Task brief. Give back the whole listing exactly as shown.

Source data.
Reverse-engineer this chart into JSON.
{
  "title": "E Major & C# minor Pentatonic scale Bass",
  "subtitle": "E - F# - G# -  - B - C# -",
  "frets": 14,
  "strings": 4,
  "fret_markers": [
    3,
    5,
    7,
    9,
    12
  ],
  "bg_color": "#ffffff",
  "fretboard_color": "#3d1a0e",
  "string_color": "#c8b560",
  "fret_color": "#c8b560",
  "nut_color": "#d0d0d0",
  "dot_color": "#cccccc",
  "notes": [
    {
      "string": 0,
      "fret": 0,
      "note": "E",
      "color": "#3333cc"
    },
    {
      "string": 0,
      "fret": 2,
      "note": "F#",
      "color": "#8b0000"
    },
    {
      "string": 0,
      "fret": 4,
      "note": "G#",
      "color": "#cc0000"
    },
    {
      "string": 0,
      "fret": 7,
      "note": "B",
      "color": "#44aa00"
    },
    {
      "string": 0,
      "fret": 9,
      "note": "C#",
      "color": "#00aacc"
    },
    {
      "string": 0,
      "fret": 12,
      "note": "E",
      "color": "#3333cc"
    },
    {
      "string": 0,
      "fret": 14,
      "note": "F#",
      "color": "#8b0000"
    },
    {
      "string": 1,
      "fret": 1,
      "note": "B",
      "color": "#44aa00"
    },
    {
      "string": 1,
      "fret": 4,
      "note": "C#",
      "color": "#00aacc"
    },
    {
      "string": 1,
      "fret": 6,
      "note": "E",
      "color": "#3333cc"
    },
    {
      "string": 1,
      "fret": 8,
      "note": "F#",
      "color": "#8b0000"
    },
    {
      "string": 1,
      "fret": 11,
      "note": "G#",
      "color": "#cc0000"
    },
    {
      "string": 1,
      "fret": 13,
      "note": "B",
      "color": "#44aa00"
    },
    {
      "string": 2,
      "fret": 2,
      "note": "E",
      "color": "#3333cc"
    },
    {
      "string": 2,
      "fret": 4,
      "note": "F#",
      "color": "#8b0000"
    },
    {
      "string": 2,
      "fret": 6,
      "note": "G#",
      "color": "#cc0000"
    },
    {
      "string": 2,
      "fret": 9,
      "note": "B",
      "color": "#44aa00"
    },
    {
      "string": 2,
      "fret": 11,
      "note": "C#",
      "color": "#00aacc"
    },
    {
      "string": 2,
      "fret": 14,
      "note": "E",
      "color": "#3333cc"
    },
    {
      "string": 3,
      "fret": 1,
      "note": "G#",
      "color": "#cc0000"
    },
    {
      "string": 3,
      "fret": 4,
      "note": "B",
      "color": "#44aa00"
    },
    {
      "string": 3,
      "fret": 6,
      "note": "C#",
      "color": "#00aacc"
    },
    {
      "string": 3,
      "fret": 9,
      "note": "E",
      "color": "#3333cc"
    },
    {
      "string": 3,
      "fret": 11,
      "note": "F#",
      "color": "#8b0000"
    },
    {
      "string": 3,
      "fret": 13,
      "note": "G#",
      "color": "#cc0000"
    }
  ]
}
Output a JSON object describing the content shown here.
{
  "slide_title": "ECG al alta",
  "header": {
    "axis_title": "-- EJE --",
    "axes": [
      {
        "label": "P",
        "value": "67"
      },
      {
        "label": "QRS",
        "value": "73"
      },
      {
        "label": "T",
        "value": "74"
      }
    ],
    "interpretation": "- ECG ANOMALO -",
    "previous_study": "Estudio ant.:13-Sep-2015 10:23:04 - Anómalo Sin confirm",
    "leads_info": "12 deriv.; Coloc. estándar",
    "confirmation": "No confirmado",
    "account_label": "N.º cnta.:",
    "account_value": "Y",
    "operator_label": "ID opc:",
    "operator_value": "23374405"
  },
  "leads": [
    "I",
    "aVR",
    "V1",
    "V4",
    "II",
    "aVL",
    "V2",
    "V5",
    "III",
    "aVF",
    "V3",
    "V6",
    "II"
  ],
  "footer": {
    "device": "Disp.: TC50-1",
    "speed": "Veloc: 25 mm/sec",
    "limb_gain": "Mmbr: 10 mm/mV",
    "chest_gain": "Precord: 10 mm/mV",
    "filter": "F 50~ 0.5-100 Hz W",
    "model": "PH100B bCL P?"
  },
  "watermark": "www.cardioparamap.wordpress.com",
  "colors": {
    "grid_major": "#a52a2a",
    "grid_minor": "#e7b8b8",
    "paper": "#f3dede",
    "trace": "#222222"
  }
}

Answer to the exercise.
Reverse-engineer this chart into JSON.
{
  "title": "E Major & C# minor Pentatonic scale Bass",
  "subtitle": "E - F# - G# -  - B - C# -",
  "frets": 14,
  "strings": 4,
  "fret_markers": [
    3,
    5,
    7,
    9,
    12
  ],
  "bg_color": "#ffffff",
  "fretboard_color": "#3d1a0e",
  "string_color": "#c8b560",
  "fret_color": "#c8b560",
  "nut_color": "#d0d0d0",
  "dot_color": "#cccccc",
  "notes": [
    {
      "string": 0,
      "fret": 0,
      "note": "E",
      "color": "#3333cc"
    },
    {
      "string": 0,
      "fret": 2,
      "note": "F#",
      "color": "#8b0000"
    },
    {
      "string": 0,
      "fret": 4,
      "note": "G#",
      "color": "#cc0000"
    },
    {
      "string": 0,
      "fret": 7,
      "note": "B",
      "color": "#44aa00"
    },
    {
      "string": 0,
      "fret": 9,
      "note": "C#",
      "color": "#00aacc"
    },
    {
      "string": 0,
      "fret": 12,
      "note": "E",
      "color": "#3333cc"
    },
    {
      "string": 0,
      "fret": 14,
      "note": "F#",
      "color": "#8b0000"
    },
    {
      "string": 1,
      "fret": 1,
      "note": "B",
      "color": "#44aa00"
    },
    {
      "string": 1,
      "fret": 4,
      "note": "C#",
      "color": "#00aacc"
    },
    {
      "string": 1,
      "fret": 6,
      "note": "E",
      "color": "#3333cc"
    },
    {
      "string": 1,
      "fret": 8,
      "note": "F#",
      "color": "#8b0000"
    },
    {
      "string": 1,
      "fret": 11,
      "note": "G#",
      "color": "#cc0000"
    },
    {
      "string": 1,
      "fret": 13,
      "note": "B",
      "color": "#44aa00"
    },
    {
      "string": 2,
      "fret": 2,
      "note": "E",
      "color": "#3333cc"
    },
    {
      "string": 2,
      "fret": 4,
      "note": "F#",
      "color": "#8b0000"
    },
    {
      "string": 2,
      "fret": 6,
      "note": "G#",
      "color": "#cc0000"
    },
    {
      "string": 2,
      "fret": 9,
      "note": "B",
      "color": "#44aa00"
    },
    {
      "string": 2,
      "fret": 11,
      "note": "C#",
      "color": "#00aacc"
    },
    {
      "string": 2,
      "fret": 14,
      "note": "E",
      "color": "#3333cc"
    },
    {
      "string": 3,
      "fret": 1,
      "note": "G#",
      "color": "#cc0000"
    },
    {
      "string": 3,
      "fret": 4,
      "note": "B",
      "color": "#44aa00"
    },
    {
      "string": 3,
      "fret": 6,
      "note": "C#",
      "color": "#00aacc"
    },
    {
      "string": 3,
      "fret": 9,
      "note": "E",
      "color": "#3333cc"
    },
    {
      "string": 3,
      "fret": 11,
      "note": "F#",
      "color": "#8b0000"
    },
    {
      "string": 3,
      "fret": 13,
      "note": "G#",
      "color": "#cc0000"
    }
  ]
}
Output a JSON object describing the content shown here.
{
  "slide_title": "ECG al alta",
  "header": {
    "axis_title": "-- EJE --",
    "axes": [
      {
        "label": "P",
        "value": "67"
      },
      {
        "label": "QRS",
        "value": "73"
      },
      {
        "label": "T",
        "value": "74"
      }
    ],
    "interpretation": "- ECG ANOMALO -",
    "previous_study": "Estudio ant.:13-Sep-2015 10:23:04 - Anómalo Sin confirm",
    "leads_info": "12 deriv.; Coloc. estándar",
    "confirmation": "No confirmado",
    "account_label": "N.º cnta.:",
    "account_value": "Y",
    "operator_label": "ID opc:",
    "operator_value": "23374405"
  },
  "leads": [
    "I",
    "aVR",
    "V1",
    "V4",
    "II",
    "aVL",
    "V2",
    "V5",
    "III",
    "aVF",
    "V3",
    "V6",
    "II"
  ],
  "footer": {
    "device": "Disp.: TC50-1",
    "speed": "Veloc: 25 mm/sec",
    "limb_gain": "Mmbr: 10 mm/mV",
    "chest_gain": "Precord: 10 mm/mV",
    "filter": "F 50~ 0.5-100 Hz W",
    "model": "PH100B bCL P?"
  },
  "watermark": "www.cardioparamap.wordpress.com",
  "colors": {
    "grid_major": "#a52a2a",
    "grid_minor": "#e7b8b8",
    "paper": "#f3dede",
    "trace": "#222222"
  }
}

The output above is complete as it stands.